- _RECORD SET_

>> START

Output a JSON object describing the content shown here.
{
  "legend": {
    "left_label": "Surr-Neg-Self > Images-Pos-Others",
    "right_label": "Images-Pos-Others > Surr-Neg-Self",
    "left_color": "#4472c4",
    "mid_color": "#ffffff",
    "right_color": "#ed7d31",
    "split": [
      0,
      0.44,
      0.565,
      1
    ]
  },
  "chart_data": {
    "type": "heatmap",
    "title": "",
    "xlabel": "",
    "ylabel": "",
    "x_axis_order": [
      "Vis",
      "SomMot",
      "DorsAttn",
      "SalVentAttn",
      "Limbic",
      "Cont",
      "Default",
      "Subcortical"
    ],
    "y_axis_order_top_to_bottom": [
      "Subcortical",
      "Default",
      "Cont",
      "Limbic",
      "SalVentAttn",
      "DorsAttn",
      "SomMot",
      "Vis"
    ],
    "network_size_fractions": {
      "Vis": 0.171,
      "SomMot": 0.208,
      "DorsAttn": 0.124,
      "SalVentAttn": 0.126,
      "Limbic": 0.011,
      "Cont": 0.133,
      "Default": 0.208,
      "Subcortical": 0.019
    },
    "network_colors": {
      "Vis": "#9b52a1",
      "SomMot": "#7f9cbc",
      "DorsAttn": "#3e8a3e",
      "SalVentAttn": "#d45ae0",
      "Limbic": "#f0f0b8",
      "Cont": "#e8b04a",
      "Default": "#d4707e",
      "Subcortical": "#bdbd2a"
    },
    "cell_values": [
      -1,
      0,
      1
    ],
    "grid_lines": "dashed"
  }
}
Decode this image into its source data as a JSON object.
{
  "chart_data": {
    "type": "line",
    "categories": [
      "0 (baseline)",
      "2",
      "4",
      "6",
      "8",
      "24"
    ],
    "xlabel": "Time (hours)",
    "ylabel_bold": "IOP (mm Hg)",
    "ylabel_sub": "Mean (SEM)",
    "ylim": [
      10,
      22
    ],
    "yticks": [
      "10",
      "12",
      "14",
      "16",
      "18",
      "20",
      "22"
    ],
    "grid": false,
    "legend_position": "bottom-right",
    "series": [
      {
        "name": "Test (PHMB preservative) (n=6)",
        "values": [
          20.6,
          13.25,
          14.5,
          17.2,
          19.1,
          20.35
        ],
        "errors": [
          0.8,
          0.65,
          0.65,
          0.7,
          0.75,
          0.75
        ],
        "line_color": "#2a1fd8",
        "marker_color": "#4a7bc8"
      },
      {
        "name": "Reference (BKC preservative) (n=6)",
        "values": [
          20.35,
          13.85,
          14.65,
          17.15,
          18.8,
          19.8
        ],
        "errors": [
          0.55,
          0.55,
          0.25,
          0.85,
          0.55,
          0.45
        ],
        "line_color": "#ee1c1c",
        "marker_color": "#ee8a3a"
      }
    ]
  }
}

>> END

- _DO THIS_
Return nothing except the number of lines that include the string "object".

- _RESULT BELOW_
2